Keep only those lines of the records that include the string "Grants".

-- Start --

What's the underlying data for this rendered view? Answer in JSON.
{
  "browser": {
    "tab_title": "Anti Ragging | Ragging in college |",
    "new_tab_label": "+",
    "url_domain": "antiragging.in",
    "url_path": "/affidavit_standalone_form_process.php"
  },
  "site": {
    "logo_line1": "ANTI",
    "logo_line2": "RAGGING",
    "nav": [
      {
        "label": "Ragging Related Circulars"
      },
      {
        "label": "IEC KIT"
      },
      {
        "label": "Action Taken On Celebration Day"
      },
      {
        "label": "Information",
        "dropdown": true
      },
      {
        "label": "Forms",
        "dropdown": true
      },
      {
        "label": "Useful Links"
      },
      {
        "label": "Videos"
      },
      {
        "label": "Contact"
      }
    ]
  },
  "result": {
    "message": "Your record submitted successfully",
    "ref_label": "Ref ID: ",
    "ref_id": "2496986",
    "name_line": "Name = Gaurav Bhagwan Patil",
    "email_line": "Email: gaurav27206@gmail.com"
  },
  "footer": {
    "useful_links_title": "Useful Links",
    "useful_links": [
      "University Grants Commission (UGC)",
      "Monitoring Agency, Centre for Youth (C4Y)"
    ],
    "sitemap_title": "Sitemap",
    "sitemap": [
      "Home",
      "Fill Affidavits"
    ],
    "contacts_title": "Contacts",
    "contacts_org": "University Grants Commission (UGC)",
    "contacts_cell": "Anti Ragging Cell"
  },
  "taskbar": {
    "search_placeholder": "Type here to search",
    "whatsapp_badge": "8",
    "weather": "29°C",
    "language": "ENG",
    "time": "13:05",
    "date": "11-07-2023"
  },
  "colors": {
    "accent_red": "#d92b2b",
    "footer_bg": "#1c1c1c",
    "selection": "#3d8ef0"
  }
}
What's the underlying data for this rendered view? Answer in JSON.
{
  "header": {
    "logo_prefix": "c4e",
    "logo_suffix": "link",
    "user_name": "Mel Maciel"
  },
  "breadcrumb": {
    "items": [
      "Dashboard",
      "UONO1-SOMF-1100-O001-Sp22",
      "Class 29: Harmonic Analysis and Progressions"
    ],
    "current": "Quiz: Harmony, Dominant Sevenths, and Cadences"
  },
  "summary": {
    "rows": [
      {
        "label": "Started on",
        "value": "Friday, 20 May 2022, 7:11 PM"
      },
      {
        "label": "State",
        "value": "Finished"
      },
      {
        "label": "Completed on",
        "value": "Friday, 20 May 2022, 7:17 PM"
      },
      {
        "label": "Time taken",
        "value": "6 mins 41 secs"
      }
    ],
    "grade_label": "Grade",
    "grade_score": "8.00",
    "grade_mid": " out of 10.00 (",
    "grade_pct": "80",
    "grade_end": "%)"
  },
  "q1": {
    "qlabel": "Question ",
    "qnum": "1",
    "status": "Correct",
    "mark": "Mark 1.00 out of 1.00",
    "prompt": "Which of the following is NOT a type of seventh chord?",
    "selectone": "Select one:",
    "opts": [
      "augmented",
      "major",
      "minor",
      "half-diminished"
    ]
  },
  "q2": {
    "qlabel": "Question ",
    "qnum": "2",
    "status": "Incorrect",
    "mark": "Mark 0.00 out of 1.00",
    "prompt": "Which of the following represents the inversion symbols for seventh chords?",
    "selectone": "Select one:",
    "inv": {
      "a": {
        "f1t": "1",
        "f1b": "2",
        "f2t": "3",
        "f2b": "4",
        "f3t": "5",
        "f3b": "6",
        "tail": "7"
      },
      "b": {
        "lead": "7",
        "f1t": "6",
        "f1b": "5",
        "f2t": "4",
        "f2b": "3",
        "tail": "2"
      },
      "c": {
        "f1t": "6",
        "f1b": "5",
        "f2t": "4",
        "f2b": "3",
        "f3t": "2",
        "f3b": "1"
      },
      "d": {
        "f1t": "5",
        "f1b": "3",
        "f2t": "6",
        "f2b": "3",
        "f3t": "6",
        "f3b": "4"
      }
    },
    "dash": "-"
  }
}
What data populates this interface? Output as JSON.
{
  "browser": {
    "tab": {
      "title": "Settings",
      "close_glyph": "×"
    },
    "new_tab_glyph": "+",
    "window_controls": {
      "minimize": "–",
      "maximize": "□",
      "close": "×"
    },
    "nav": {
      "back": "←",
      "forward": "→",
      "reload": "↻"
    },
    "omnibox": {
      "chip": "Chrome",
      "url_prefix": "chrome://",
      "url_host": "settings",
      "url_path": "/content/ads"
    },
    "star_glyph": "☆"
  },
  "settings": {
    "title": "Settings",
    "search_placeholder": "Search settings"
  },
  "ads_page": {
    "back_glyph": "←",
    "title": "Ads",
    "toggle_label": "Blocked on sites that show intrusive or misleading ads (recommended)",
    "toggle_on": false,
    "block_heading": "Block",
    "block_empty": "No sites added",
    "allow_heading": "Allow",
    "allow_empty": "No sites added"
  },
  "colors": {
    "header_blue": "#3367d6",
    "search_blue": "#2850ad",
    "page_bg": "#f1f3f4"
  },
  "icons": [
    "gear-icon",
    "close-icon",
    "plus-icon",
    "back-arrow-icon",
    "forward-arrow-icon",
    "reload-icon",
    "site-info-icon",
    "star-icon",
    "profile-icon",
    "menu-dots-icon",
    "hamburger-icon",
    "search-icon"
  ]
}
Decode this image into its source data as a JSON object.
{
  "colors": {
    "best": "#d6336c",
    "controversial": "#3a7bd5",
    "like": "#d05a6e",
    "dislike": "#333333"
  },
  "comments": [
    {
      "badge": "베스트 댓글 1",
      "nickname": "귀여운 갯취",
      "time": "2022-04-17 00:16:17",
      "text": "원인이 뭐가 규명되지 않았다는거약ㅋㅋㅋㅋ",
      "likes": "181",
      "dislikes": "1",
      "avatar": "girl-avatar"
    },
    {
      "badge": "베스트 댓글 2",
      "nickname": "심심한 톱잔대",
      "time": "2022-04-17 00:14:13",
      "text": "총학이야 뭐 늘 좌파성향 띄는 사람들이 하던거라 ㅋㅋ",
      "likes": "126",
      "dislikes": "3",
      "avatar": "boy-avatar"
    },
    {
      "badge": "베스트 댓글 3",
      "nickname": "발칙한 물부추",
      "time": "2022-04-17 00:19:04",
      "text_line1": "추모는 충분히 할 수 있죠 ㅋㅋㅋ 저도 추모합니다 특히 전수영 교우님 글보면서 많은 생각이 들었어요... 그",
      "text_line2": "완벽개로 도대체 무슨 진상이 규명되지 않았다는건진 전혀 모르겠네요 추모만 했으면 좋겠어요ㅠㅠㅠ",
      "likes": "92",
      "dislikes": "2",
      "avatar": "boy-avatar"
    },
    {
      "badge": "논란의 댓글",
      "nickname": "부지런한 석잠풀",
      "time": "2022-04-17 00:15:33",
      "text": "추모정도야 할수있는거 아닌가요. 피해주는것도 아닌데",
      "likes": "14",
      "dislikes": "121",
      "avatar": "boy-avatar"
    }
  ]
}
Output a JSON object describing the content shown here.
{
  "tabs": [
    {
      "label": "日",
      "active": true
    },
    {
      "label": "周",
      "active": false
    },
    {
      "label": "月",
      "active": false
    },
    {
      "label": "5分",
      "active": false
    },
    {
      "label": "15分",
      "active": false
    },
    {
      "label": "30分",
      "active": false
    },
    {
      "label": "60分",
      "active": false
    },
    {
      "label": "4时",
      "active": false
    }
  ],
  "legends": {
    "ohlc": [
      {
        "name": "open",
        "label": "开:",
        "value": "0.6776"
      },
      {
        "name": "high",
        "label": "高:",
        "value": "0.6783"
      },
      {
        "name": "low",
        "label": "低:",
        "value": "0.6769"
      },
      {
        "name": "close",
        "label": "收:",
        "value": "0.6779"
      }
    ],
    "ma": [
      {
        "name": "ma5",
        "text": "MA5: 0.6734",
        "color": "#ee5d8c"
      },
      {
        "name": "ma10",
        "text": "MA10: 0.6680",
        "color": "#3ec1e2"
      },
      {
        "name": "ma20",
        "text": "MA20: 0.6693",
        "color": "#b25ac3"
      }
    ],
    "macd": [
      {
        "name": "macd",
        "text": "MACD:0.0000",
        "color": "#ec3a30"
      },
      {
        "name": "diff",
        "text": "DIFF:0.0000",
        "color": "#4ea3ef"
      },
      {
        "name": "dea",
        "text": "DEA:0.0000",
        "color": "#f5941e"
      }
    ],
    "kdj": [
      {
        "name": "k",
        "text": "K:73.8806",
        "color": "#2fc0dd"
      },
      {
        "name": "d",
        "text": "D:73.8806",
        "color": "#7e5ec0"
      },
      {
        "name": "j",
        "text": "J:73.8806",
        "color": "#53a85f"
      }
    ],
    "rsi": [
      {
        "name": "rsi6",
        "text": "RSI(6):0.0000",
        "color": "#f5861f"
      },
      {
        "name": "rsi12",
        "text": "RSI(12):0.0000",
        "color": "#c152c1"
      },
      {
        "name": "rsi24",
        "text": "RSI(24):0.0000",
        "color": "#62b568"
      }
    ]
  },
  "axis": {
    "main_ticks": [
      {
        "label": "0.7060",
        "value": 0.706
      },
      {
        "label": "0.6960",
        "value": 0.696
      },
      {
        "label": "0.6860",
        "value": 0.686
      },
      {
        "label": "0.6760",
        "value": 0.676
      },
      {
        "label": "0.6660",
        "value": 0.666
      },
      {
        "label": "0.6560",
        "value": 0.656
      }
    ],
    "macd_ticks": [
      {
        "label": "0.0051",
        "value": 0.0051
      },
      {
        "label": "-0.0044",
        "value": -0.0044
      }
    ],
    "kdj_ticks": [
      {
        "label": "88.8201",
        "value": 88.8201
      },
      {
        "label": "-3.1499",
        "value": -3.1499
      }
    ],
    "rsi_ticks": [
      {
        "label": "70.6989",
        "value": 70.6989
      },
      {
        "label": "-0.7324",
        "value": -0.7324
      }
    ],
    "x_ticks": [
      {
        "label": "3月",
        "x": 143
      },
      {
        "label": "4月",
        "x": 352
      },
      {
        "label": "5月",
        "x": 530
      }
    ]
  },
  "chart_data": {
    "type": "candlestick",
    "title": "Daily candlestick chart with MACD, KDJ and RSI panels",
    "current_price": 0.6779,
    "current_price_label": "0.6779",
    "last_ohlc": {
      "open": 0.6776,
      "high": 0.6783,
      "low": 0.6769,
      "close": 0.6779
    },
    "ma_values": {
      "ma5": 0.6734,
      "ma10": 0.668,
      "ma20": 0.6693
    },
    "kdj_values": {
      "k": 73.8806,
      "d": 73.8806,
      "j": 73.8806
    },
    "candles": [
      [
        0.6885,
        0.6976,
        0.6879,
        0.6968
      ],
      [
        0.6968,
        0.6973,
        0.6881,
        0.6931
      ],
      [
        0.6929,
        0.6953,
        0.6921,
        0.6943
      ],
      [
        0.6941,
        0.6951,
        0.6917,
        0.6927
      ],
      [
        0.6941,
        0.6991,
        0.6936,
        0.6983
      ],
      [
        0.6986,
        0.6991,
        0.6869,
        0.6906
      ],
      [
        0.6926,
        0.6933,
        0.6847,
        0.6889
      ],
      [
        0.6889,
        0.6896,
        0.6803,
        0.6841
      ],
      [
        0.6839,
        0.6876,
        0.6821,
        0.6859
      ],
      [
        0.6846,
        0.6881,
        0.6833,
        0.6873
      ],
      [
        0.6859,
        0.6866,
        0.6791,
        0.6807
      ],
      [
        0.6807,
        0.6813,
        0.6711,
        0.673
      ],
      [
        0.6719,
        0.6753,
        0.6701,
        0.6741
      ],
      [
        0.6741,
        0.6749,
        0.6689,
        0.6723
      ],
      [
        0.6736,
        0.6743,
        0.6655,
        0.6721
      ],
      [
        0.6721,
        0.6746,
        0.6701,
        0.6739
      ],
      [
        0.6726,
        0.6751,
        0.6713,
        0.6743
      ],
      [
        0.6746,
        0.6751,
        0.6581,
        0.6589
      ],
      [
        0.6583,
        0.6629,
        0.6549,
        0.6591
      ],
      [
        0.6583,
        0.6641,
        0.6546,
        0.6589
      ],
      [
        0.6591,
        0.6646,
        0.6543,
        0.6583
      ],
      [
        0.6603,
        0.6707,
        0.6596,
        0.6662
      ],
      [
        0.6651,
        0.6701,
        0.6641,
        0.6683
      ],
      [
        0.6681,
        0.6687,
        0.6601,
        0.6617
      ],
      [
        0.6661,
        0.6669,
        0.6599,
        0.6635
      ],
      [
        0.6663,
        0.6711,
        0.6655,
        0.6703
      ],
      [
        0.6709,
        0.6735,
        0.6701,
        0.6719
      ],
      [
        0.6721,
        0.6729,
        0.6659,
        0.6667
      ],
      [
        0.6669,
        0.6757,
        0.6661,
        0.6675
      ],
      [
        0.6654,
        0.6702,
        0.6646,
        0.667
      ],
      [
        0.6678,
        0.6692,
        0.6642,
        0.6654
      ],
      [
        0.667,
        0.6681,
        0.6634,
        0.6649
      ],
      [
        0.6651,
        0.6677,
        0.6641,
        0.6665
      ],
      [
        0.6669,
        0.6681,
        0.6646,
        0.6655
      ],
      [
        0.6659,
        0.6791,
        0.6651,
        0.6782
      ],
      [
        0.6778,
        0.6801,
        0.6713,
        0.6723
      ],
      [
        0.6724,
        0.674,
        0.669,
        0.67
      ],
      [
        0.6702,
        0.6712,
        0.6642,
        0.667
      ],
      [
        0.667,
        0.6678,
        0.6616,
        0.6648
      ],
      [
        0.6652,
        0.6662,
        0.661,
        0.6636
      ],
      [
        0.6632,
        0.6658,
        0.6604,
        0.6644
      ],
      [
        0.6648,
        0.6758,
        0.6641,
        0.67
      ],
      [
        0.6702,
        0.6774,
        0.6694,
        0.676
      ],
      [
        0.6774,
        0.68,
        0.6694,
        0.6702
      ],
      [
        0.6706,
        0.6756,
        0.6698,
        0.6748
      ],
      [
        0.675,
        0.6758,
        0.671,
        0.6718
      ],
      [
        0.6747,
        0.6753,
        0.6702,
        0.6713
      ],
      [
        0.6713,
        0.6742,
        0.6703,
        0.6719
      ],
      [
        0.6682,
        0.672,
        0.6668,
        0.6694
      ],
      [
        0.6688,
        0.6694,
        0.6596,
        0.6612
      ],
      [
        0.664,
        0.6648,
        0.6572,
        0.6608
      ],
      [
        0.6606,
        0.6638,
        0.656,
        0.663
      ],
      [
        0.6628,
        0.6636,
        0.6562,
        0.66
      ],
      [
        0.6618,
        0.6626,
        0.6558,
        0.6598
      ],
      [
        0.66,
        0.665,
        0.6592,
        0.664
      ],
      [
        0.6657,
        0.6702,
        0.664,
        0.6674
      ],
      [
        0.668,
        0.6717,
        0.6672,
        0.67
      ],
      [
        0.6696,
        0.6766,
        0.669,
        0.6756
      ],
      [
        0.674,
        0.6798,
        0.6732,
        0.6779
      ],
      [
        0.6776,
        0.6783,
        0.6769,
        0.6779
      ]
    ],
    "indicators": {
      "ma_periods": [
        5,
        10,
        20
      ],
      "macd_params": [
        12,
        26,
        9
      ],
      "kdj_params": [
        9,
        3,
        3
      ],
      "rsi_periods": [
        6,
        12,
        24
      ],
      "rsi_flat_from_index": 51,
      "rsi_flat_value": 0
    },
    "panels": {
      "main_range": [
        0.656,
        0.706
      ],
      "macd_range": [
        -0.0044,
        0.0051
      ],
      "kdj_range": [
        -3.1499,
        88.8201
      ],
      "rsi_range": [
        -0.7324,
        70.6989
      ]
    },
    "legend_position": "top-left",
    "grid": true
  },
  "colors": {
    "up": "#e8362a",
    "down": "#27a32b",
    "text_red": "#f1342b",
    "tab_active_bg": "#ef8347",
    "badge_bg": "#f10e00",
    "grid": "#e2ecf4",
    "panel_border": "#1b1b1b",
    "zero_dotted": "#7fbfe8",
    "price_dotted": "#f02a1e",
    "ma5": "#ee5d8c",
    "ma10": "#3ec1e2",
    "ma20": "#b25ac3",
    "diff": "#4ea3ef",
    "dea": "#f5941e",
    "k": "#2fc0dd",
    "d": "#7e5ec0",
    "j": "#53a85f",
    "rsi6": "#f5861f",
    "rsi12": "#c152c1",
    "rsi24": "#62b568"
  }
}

-- End --

Full answer:
      "University Grants Commission (UGC)",
    "contacts_org": "University Grants Commission (UGC)",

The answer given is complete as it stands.